::: Provided information

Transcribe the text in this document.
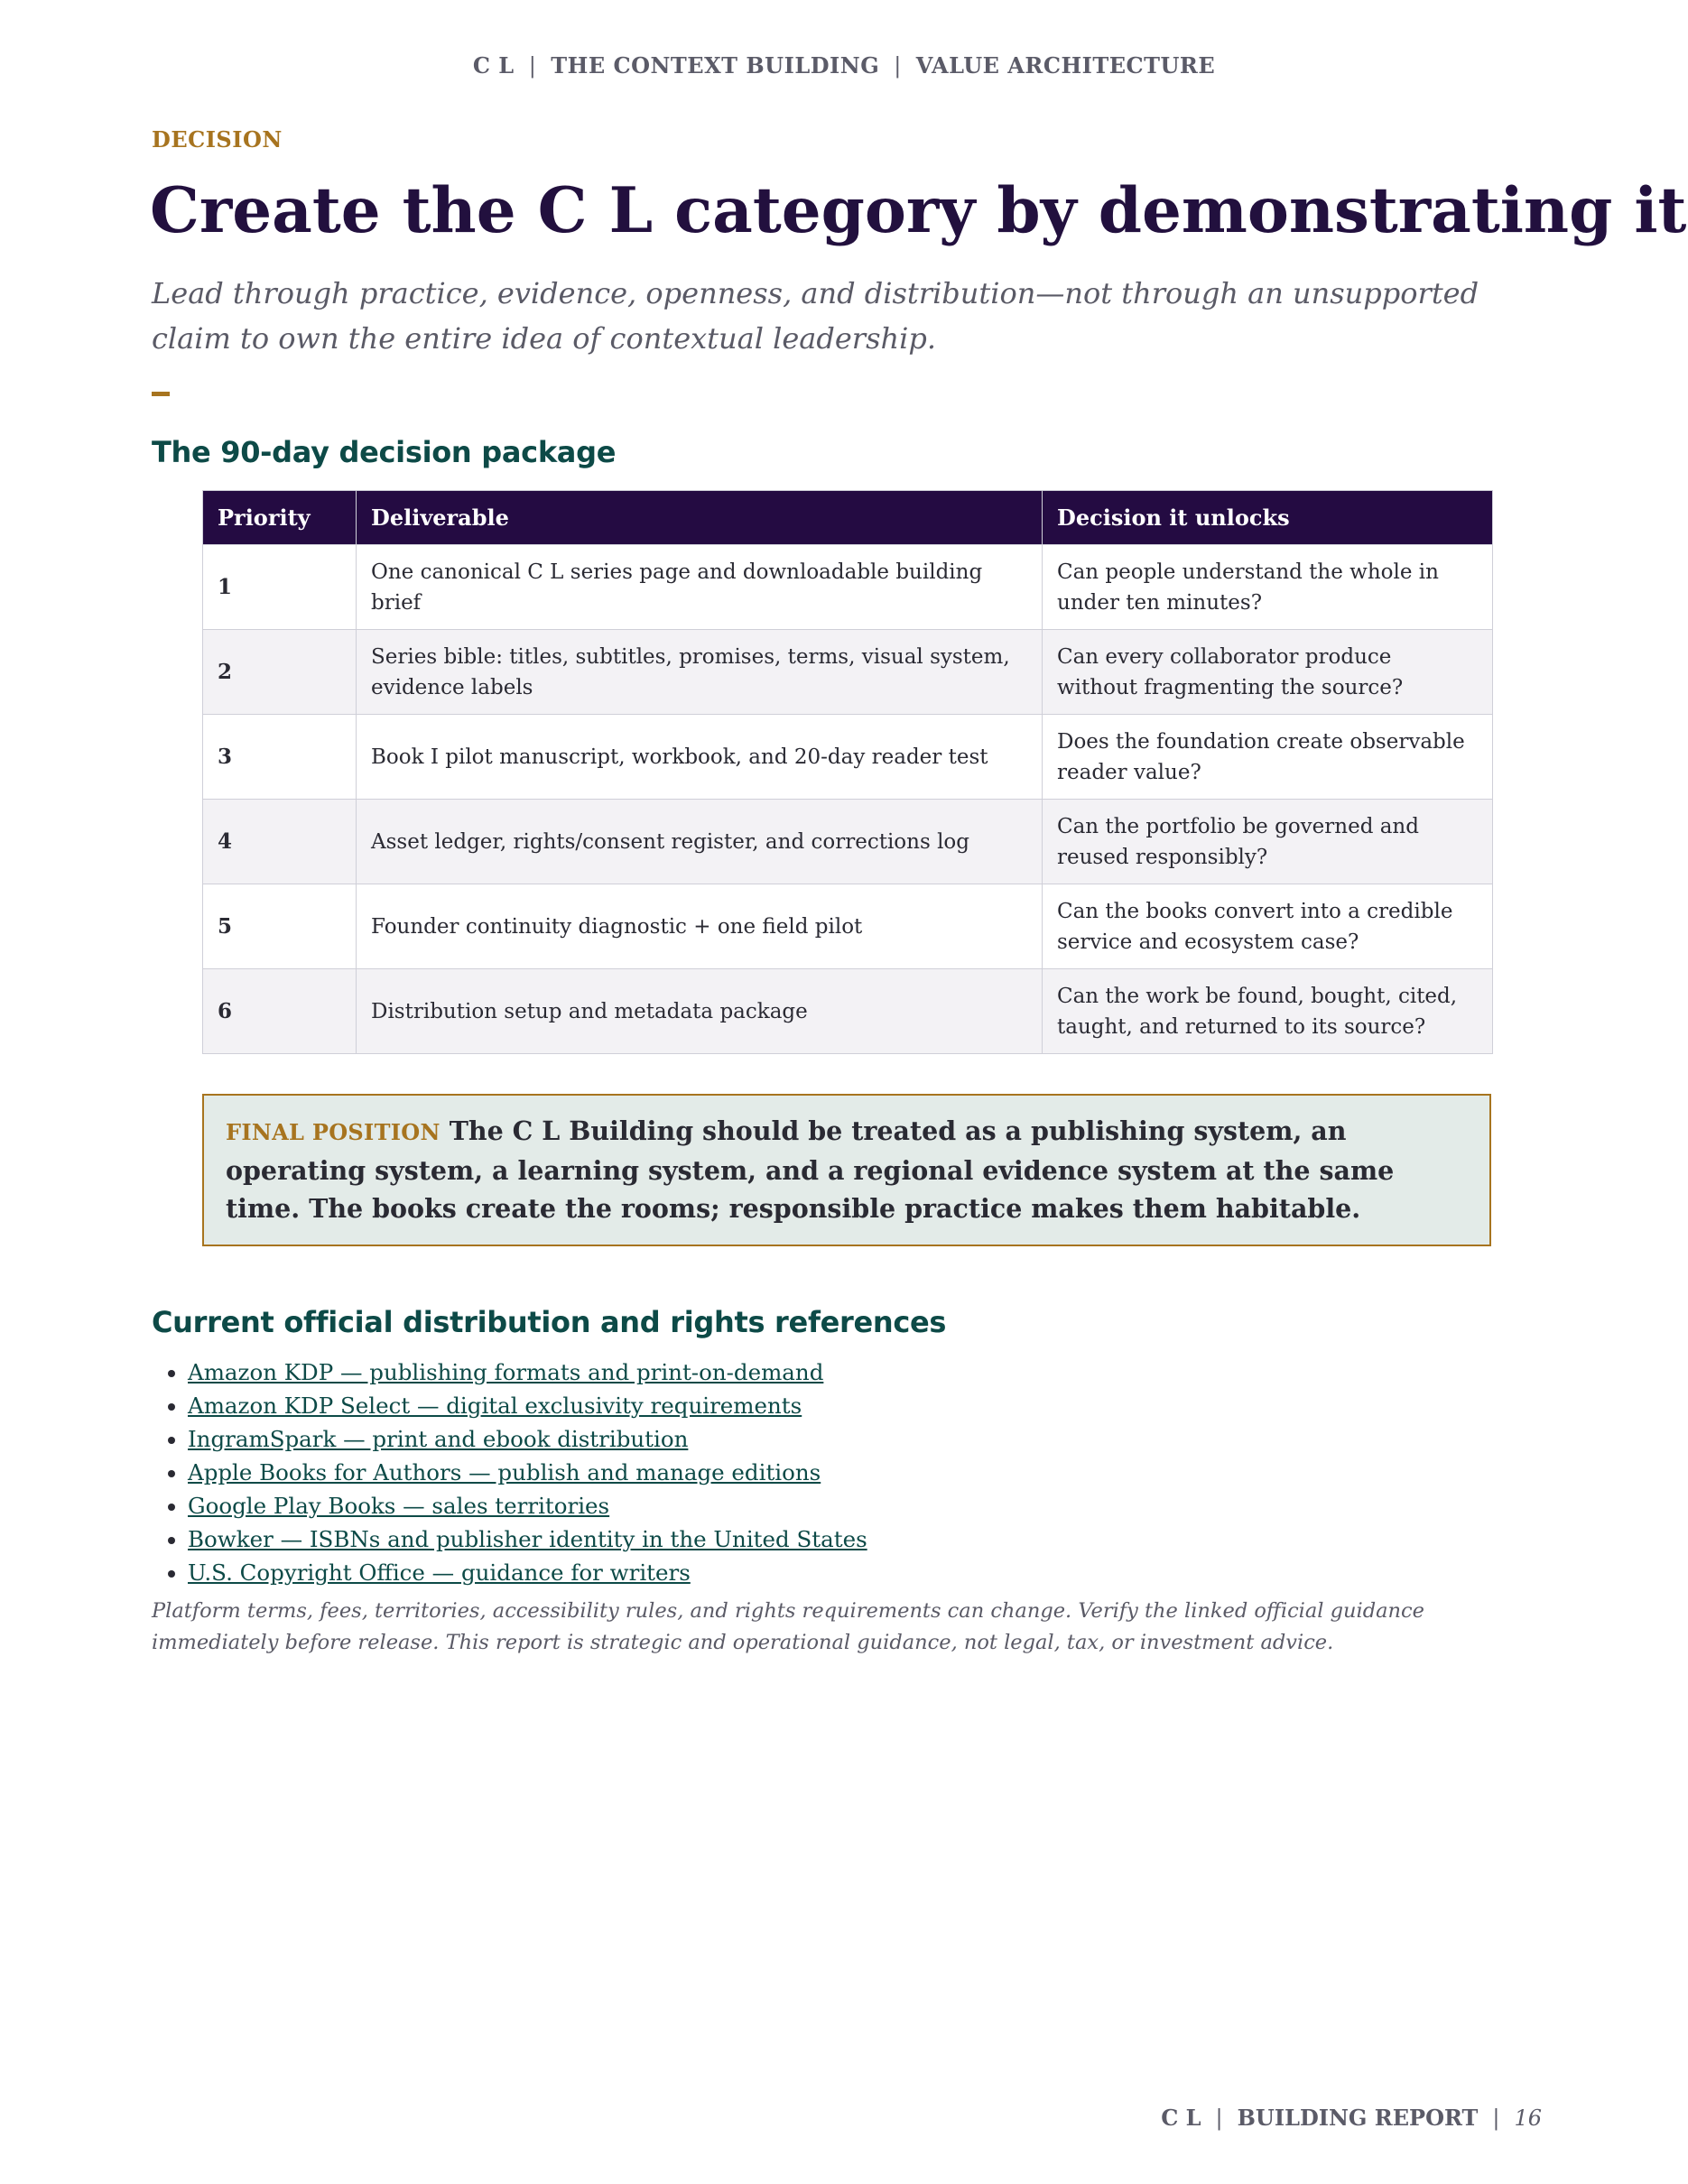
C L | THE CONTEXT BUILDING | VALUE ARCHITECTURE
DECISION
Create the C L category by demonstrating it

Lead through practice, evidence, openness, and distribution—not through an unsupported claim to own the entire idea of contextual leadership.

The 90-day decision package
Priority	Deliverable	Decision it unlocks
1	One canonical C L series page and downloadable building brief	Can people understand the whole in under ten minutes?
2	Series bible: titles, subtitles, promises, terms, visual system, evidence labels	Can every collaborator produce without fragmenting the source?
3	Book I pilot manuscript, workbook, and 20-day reader test	Does the foundation create observable reader value?
4	Asset ledger, rights/consent register, and corrections log	Can the portfolio be governed and reused responsibly?
5	Founder continuity diagnostic + one field pilot	Can the books convert into a credible service and ecosystem case?
6	Distribution setup and metadata package	Can the work be found, bought, cited, taught, and returned to its source?
FINAL POSITION The C L Building should be treated as a publishing system, an operating system, a learning system, and a regional evidence system at the same time. The books create the rooms; responsible practice makes them habitable.
Current official distribution and rights references
• Amazon KDP — publishing formats and print-on-demand
• Amazon KDP Select — digital exclusivity requirements
• IngramSpark — print and ebook distribution
• Apple Books for Authors — publish and manage editions
• Google Play Books — sales territories
• Bowker — ISBNs and publisher identity in the United States
• U.S. Copyright Office — guidance for writers

Platform terms, fees, territories, accessibility rules, and rights requirements can change. Verify the linked official guidance immediately before release. This report is strategic and operational guidance, not legal, tax, or investment advice.

C L | BUILDING REPORT | 16
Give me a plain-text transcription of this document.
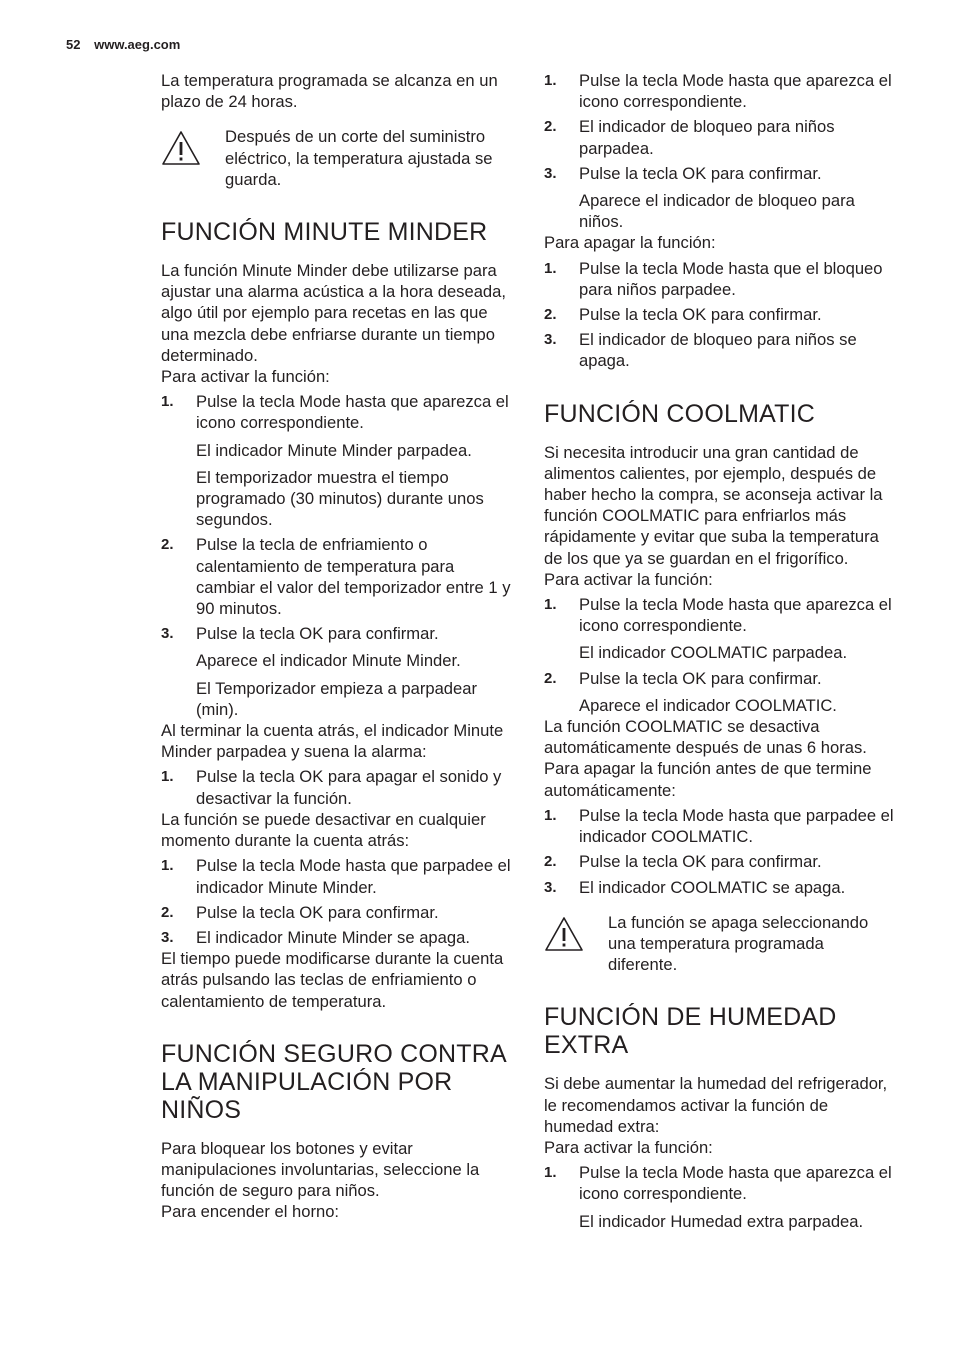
52 www.aeg.com

La temperatura programada se alcanza en un plazo de 24 horas.

Después de un corte del suministro eléctrico, la temperatura ajustada se guarda.
FUNCIÓN MINUTE MINDER

La función Minute Minder debe utilizarse para ajustar una alarma acústica a la hora deseada, algo útil por ejemplo para recetas en las que una mezcla debe enfriarse durante un tiempo determinado.

Para activar la función:

1.	Pulse la tecla Mode hasta que aparezca el icono correspondiente.

El indicador Minute Minder parpadea.

El temporizador muestra el tiempo programado (30 minutos) durante unos segundos.

2.	Pulse la tecla de enfriamiento o calentamiento de temperatura para cambiar el valor del temporizador entre 1 y 90 minutos.
3.	Pulse la tecla OK para confirmar.

Aparece el indicador Minute Minder.

El Temporizador empieza a parpadear (min).

Al terminar la cuenta atrás, el indicador Minute Minder parpadea y suena la alarma:

1.	Pulse la tecla OK para apagar el sonido y desactivar la función.

La función se puede desactivar en cualquier momento durante la cuenta atrás:

1.	Pulse la tecla Mode hasta que parpadee el indicador Minute Minder.
2.	Pulse la tecla OK para confirmar.
3.	El indicador Minute Minder se apaga.

El tiempo puede modificarse durante la cuenta atrás pulsando las teclas de enfriamiento o calentamiento de temperatura.

FUNCIÓN SEGURO CONTRA LA MANIPULACIÓN POR NIÑOS

Para bloquear los botones y evitar manipulaciones involuntarias, seleccione la función de seguro para niños.

Para encender el horno:

1.	Pulse la tecla Mode hasta que aparezca el icono correspondiente.
2.	El indicador de bloqueo para niños parpadea.
3.	Pulse la tecla OK para confirmar.

Aparece el indicador de bloqueo para niños.

Para apagar la función:

1.	Pulse la tecla Mode hasta que el bloqueo para niños parpadee.
2.	Pulse la tecla OK para confirmar.
3.	El indicador de bloqueo para niños se apaga.
FUNCIÓN COOLMATIC

Si necesita introducir una gran cantidad de alimentos calientes, por ejemplo, después de haber hecho la compra, se aconseja activar la función COOLMATIC para enfriarlos más rápidamente y evitar que suba la temperatura de los que ya se guardan en el frigorífico.

Para activar la función:

1.	Pulse la tecla Mode hasta que aparezca el icono correspondiente.

El indicador COOLMATIC parpadea.

2.	Pulse la tecla OK para confirmar.

Aparece el indicador COOLMATIC.

La función COOLMATIC se desactiva automáticamente después de unas 6 horas.

Para apagar la función antes de que termine automáticamente:

1.	Pulse la tecla Mode hasta que parpadee el indicador COOLMATIC.
2.	Pulse la tecla OK para confirmar.
3.	El indicador COOLMATIC se apaga.
La función se apaga seleccionando una temperatura programada diferente.
FUNCIÓN DE HUMEDAD EXTRA

Si debe aumentar la humedad del refrigerador, le recomendamos activar la función de humedad extra:

Para activar la función:

1.	Pulse la tecla Mode hasta que aparezca el icono correspondiente.

El indicador Humedad extra parpadea.
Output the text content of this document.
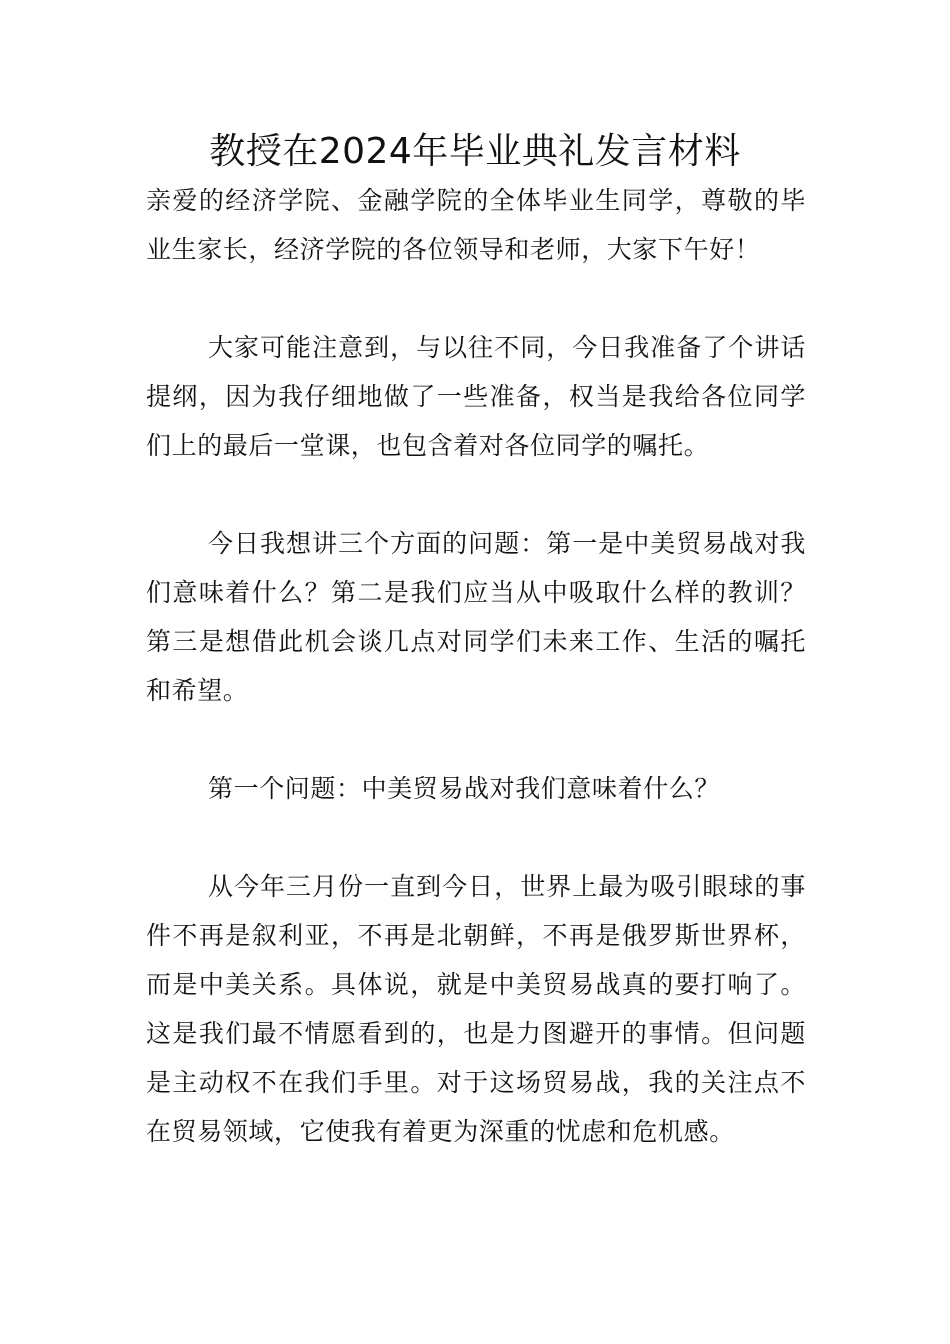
教授在2024年毕业典礼发言材料

亲爱的经济学院、金融学院的全体毕业生同学，尊敬的毕业生家长，经济学院的各位领导和老师，大家下午好！

大家可能注意到，与以往不同，今日我准备了个讲话提纲，因为我仔细地做了一些准备，权当是我给各位同学们上的最后一堂课，也包含着对各位同学的嘱托。

今日我想讲三个方面的问题：第一是中美贸易战对我们意味着什么？第二是我们应当从中吸取什么样的教训？第三是想借此机会谈几点对同学们未来工作、生活的嘱托和希望。

第一个问题：中美贸易战对我们意味着什么？

从今年三月份一直到今日，世界上最为吸引眼球的事件不再是叙利亚，不再是北朝鲜，不再是俄罗斯世界杯，而是中美关系。具体说，就是中美贸易战真的要打响了。这是我们最不情愿看到的，也是力图避开的事情。但问题是主动权不在我们手里。对于这场贸易战，我的关注点不在贸易领域，它使我有着更为深重的忧虑和危机感。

::::::

> **Work to do**: Omit the pictures, then output the rest of the listing exactly.

> **Answer below**:
Transcribe the text in this document.
C L | THE CONTEXT BUILDING | VALUE ARCHITECTURE
DECISION
Create the C L category by demonstrating it

Lead through practice, evidence, openness, and distribution—not through an unsupported claim to own the entire idea of contextual leadership.

The 90-day decision package
Priority	Deliverable	Decision it unlocks
1	One canonical C L series page and downloadable building brief	Can people understand the whole in under ten minutes?
2	Series bible: titles, subtitles, promises, terms, visual system, evidence labels	Can every collaborator produce without fragmenting the source?
3	Book I pilot manuscript, workbook, and 20-day reader test	Does the foundation create observable reader value?
4	Asset ledger, rights/consent register, and corrections log	Can the portfolio be governed and reused responsibly?
5	Founder continuity diagnostic + one field pilot	Can the books convert into a credible service and ecosystem case?
6	Distribution setup and metadata package	Can the work be found, bought, cited, taught, and returned to its source?
FINAL POSITION The C L Building should be treated as a publishing system, an operating system, a learning system, and a regional evidence system at the same time. The books create the rooms; responsible practice makes them habitable.
Current official distribution and rights references
• Amazon KDP — publishing formats and print-on-demand
• Amazon KDP Select — digital exclusivity requirements
• IngramSpark — print and ebook distribution
• Apple Books for Authors — publish and manage editions
• Google Play Books — sales territories
• Bowker — ISBNs and publisher identity in the United States
• U.S. Copyright Office — guidance for writers

Platform terms, fees, territories, accessibility rules, and rights requirements can change. Verify the linked official guidance immediately before release. This report is strategic and operational guidance, not legal, tax, or investment advice.

C L | BUILDING REPORT | 16
Give me a plain-text transcription of this document.
52 www.aeg.com

La temperatura programada se alcanza en un plazo de 24 horas.

Después de un corte del suministro eléctrico, la temperatura ajustada se guarda.
FUNCIÓN MINUTE MINDER

La función Minute Minder debe utilizarse para ajustar una alarma acústica a la hora deseada, algo útil por ejemplo para recetas en las que una mezcla debe enfriarse durante un tiempo determinado.

Para activar la función:

1.	Pulse la tecla Mode hasta que aparezca el icono correspondiente.

El indicador Minute Minder parpadea.

El temporizador muestra el tiempo programado (30 minutos) durante unos segundos.

2.	Pulse la tecla de enfriamiento o calentamiento de temperatura para cambiar el valor del temporizador entre 1 y 90 minutos.
3.	Pulse la tecla OK para confirmar.

Aparece el indicador Minute Minder.

El Temporizador empieza a parpadear (min).

Al terminar la cuenta atrás, el indicador Minute Minder parpadea y suena la alarma:

1.	Pulse la tecla OK para apagar el sonido y desactivar la función.

La función se puede desactivar en cualquier momento durante la cuenta atrás:

1.	Pulse la tecla Mode hasta que parpadee el indicador Minute Minder.
2.	Pulse la tecla OK para confirmar.
3.	El indicador Minute Minder se apaga.

El tiempo puede modificarse durante la cuenta atrás pulsando las teclas de enfriamiento o calentamiento de temperatura.

FUNCIÓN SEGURO CONTRA LA MANIPULACIÓN POR NIÑOS

Para bloquear los botones y evitar manipulaciones involuntarias, seleccione la función de seguro para niños.

Para encender el horno:

1.	Pulse la tecla Mode hasta que aparezca el icono correspondiente.
2.	El indicador de bloqueo para niños parpadea.
3.	Pulse la tecla OK para confirmar.

Aparece el indicador de bloqueo para niños.

Para apagar la función:

1.	Pulse la tecla Mode hasta que el bloqueo para niños parpadee.
2.	Pulse la tecla OK para confirmar.
3.	El indicador de bloqueo para niños se apaga.
FUNCIÓN COOLMATIC

Si necesita introducir una gran cantidad de alimentos calientes, por ejemplo, después de haber hecho la compra, se aconseja activar la función COOLMATIC para enfriarlos más rápidamente y evitar que suba la temperatura de los que ya se guardan en el frigorífico.

Para activar la función:

1.	Pulse la tecla Mode hasta que aparezca el icono correspondiente.

El indicador COOLMATIC parpadea.

2.	Pulse la tecla OK para confirmar.

Aparece el indicador COOLMATIC.

La función COOLMATIC se desactiva automáticamente después de unas 6 horas.

Para apagar la función antes de que termine automáticamente:

1.	Pulse la tecla Mode hasta que parpadee el indicador COOLMATIC.
2.	Pulse la tecla OK para confirmar.
3.	El indicador COOLMATIC se apaga.
La función se apaga seleccionando una temperatura programada diferente.
FUNCIÓN DE HUMEDAD EXTRA

Si debe aumentar la humedad del refrigerador, le recomendamos activar la función de humedad extra:

Para activar la función:

1.	Pulse la tecla Mode hasta que aparezca el icono correspondiente.

El indicador Humedad extra parpadea.
Output the text content of this document.
教授在2024年毕业典礼发言材料

亲爱的经济学院、金融学院的全体毕业生同学，尊敬的毕业生家长，经济学院的各位领导和老师，大家下午好！

大家可能注意到，与以往不同，今日我准备了个讲话提纲，因为我仔细地做了一些准备，权当是我给各位同学们上的最后一堂课，也包含着对各位同学的嘱托。

今日我想讲三个方面的问题：第一是中美贸易战对我们意味着什么？第二是我们应当从中吸取什么样的教训？第三是想借此机会谈几点对同学们未来工作、生活的嘱托和希望。

第一个问题：中美贸易战对我们意味着什么？

从今年三月份一直到今日，世界上最为吸引眼球的事件不再是叙利亚，不再是北朝鲜，不再是俄罗斯世界杯，而是中美关系。具体说，就是中美贸易战真的要打响了。这是我们最不情愿看到的，也是力图避开的事情。但问题是主动权不在我们手里。对于这场贸易战，我的关注点不在贸易领域，它使我有着更为深重的忧虑和危机感。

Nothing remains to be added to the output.